**Work required**. State how many lines in the entries below contain "heading". Write nothing but the number.

━━━━━━━━━━━━━━━━━━━━━━━━━━━━━━

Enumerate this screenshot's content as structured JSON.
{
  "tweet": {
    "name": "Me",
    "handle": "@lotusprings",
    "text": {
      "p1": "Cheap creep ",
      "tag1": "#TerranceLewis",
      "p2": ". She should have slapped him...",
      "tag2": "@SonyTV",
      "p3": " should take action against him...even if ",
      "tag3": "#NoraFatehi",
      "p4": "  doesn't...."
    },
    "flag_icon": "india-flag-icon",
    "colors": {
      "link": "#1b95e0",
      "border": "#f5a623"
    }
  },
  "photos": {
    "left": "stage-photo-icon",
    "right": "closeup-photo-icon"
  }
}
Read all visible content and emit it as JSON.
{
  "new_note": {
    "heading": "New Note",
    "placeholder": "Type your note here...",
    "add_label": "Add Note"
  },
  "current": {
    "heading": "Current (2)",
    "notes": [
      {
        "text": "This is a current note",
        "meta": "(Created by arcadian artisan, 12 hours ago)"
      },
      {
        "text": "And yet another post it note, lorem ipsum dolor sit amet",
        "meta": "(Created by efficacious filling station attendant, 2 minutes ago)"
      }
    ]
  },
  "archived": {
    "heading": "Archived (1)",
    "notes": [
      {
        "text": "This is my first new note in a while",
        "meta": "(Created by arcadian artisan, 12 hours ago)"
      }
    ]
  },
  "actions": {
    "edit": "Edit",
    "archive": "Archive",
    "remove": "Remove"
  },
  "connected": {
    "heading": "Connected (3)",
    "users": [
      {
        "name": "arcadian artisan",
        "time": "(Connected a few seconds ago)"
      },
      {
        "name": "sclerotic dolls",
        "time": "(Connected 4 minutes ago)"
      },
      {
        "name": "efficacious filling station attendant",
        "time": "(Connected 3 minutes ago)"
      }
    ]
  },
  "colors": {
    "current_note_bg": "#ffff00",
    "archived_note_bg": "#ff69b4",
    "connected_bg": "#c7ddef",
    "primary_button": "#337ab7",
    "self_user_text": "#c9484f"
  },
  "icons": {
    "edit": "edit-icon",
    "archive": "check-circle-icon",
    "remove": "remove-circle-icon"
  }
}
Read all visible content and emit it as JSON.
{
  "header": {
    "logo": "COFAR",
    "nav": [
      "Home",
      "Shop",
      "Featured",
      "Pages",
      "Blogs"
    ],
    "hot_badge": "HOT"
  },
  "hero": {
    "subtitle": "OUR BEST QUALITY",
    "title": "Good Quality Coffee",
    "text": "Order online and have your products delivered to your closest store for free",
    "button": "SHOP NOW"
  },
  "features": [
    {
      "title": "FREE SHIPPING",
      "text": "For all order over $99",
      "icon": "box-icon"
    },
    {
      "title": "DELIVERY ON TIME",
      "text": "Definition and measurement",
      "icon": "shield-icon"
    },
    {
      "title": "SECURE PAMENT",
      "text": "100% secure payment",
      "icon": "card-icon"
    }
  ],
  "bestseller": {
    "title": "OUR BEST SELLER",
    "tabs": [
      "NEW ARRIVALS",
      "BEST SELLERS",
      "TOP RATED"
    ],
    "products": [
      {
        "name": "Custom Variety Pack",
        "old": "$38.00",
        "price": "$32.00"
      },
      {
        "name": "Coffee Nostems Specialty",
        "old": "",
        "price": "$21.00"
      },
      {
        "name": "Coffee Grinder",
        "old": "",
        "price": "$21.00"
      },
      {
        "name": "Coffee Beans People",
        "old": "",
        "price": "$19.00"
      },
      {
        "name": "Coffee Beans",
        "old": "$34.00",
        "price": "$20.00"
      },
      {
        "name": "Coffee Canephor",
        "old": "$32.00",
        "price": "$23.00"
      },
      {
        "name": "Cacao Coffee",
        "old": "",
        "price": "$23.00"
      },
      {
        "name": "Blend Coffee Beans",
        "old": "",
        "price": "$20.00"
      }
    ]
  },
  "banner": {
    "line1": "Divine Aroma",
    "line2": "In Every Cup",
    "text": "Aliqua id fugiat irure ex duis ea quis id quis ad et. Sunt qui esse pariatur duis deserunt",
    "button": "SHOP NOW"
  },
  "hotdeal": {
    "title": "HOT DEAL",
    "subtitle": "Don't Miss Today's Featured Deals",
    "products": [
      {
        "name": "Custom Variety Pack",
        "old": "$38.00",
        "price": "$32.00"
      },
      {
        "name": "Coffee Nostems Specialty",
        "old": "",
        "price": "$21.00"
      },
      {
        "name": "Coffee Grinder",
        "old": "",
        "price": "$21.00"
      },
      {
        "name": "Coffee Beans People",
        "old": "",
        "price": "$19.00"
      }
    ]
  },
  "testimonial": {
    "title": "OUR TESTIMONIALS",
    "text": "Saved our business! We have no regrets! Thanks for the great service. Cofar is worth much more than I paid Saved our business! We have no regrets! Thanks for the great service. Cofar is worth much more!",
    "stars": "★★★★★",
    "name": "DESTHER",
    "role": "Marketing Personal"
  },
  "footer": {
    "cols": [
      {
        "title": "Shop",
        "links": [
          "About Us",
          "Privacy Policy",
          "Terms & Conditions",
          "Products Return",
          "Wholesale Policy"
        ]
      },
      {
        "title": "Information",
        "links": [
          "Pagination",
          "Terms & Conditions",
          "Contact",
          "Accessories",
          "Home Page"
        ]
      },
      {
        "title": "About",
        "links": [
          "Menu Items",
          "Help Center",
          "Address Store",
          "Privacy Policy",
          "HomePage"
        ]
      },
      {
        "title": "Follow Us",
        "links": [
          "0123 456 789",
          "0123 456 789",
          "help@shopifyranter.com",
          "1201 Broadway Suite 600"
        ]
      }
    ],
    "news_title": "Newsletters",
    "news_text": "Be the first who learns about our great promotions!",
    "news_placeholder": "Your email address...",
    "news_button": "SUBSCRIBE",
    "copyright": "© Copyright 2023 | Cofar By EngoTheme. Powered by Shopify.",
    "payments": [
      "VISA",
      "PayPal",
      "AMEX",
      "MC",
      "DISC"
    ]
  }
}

━━━━━━━━━━━━━━━━━━━━━━━━━━━━━━

**Finished exercise**. 4